■ Task requirements: Can you pick up the excerpt below on the 1963 U.S.-Italian talks about removing the Jupiter missiles and write what comes next after its final sentence?

The Italians would not be surprised by this initiative in light of Andreotti-McNamara discussions at the recent NATO meeting, which also covered U.S. interest in modernizing tactical nuclear delivery systems (Sergeant for Corporal missiles). U.S. views would also be repeated to Fanfani when he visited Washington, D.C.
The day before, and probably as a related move, President Kennedy invited Italian Prime Minister Amintore Fanfani for talks in Washington. During mid-December, Fanfani had expressed interest in speaking with Kennedy about the world situation, and a meeting would provide an opportunity for the President to secure a commitment on the Jupiter issue.[xiv]
Document No. 13: Jeffrey C. Kitchen to the Secretary, “Status Report on the Implementation of the Nassau Decisions,” January 9, 1963
At the conclusion of this memorandum, Kitchen noted that President Kennedy approved the “plan of action” on the Jupiters on January 5, 1963. This was a reference to Kennedy’s Palm Beach meeting with Rusk and Finletter. As Kitchen observed, the letters to Andreotti and Sancar went out on January 5, and messages to Ambassadors Hare and Reinhardt were sent a few days later. The instructions to Hare are in the FRUS, and the ones to Reinhardt precede this document.
Document No. 14: U.S. Embassy Italy Telegram 1327 to State Department, January 9, 1963
Following his instructions to begin reaching a deal, Reinhardt met with Andreotti. The latter asked Reinhardt “whether [the] April 1 date was important,” noting that it would be better to remove the missiles after April 1 so it would not become an election issue, where the right could “condemn a great defeat,” while the left could claim a “great victory.” Reinhardt declared that Washington wanted the action on Jupiters taken “as soon as possible,” which Andreotti accepted, observing that an “optimum solution” would be a “two key” arrangement for Polaris, which he realized was not practical in the short term.
When Andreotti noted that the decommissioning of the Jupiter sites would be a “graphic step backward” for Italy in terms of its direct participation in nuclear defense, Reinhardt mentioned the replacement of Corporals with Sergeant missiles, which Andreotti acknowledged would be “helpful” for demonstrating a U.S. “presence” in Italy.

■ Listing:
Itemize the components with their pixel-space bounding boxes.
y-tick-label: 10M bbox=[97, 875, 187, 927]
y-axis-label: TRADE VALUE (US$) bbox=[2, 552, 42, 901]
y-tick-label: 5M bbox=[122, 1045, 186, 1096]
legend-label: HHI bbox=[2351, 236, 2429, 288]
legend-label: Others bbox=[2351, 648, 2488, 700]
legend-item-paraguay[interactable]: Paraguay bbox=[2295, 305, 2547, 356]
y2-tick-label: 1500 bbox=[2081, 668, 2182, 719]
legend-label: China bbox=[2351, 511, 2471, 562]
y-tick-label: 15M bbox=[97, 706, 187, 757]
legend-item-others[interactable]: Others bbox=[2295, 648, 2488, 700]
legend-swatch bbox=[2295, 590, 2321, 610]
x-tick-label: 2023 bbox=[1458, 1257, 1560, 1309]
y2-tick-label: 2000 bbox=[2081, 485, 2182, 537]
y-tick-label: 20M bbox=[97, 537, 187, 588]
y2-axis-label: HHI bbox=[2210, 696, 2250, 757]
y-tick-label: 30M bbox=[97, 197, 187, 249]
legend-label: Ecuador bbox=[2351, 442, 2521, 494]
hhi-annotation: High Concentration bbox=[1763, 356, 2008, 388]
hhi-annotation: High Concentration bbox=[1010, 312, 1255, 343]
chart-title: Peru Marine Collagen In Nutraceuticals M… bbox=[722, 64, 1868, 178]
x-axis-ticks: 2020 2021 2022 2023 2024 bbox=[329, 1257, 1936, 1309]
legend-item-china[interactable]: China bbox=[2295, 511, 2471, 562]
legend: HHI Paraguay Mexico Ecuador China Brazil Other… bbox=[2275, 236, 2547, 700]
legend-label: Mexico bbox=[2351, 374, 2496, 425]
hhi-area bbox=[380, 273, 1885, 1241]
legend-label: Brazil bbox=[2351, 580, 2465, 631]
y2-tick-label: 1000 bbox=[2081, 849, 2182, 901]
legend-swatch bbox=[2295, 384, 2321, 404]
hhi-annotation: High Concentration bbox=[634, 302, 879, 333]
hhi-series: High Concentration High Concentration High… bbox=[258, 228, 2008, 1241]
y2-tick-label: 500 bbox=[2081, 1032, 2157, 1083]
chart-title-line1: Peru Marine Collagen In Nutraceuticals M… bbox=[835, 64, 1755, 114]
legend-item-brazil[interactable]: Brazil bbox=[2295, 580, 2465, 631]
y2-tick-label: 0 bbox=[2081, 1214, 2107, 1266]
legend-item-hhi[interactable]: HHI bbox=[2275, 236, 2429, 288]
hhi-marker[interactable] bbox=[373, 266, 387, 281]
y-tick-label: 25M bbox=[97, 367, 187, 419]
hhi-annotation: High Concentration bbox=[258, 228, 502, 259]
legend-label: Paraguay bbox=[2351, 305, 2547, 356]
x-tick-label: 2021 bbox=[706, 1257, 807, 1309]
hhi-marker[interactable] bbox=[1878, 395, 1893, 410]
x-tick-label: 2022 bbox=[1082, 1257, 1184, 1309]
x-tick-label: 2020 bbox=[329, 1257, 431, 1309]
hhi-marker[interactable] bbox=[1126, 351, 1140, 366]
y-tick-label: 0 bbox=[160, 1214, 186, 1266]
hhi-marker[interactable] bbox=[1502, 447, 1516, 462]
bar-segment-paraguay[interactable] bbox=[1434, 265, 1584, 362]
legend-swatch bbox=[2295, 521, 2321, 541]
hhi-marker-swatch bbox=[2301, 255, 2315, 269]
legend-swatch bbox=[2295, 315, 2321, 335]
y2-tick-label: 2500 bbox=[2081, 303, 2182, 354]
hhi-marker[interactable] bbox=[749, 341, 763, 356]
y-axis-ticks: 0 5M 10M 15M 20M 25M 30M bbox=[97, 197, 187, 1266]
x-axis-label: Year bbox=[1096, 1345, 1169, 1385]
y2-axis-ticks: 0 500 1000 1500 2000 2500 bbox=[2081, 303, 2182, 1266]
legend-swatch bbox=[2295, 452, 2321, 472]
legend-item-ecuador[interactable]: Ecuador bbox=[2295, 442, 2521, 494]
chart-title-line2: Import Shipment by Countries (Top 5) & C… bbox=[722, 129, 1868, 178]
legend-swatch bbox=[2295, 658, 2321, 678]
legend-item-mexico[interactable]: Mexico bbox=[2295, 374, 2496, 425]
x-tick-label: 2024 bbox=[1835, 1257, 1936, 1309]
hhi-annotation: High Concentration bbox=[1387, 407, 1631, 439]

■ Result:
Document No. 15: U.S. Embassy Turkey telegram 765 to State Department, January 12, 1963
Ambassador Hare met with Turkish Foreign Minister Feridun Erkin about moving ahead on substituting Jupiter missiles with Polaris, emphasizing the “importance in Turkey’s getting in on ground floor of this significant move toward a stronger NATO.” Erkin implied that he was “impressed by the reasonableness of our proposals,” according to Hare, but believed that the public would have to be persuaded “that Polaris would be as effective as Jupiters in assuring security of Turkey.” Hare observed that visits to Turkish ports by Polaris submarines armed with ballistic missiles could help maintain Turkey’s “confidence” in the U.S. deterrent and in NATO.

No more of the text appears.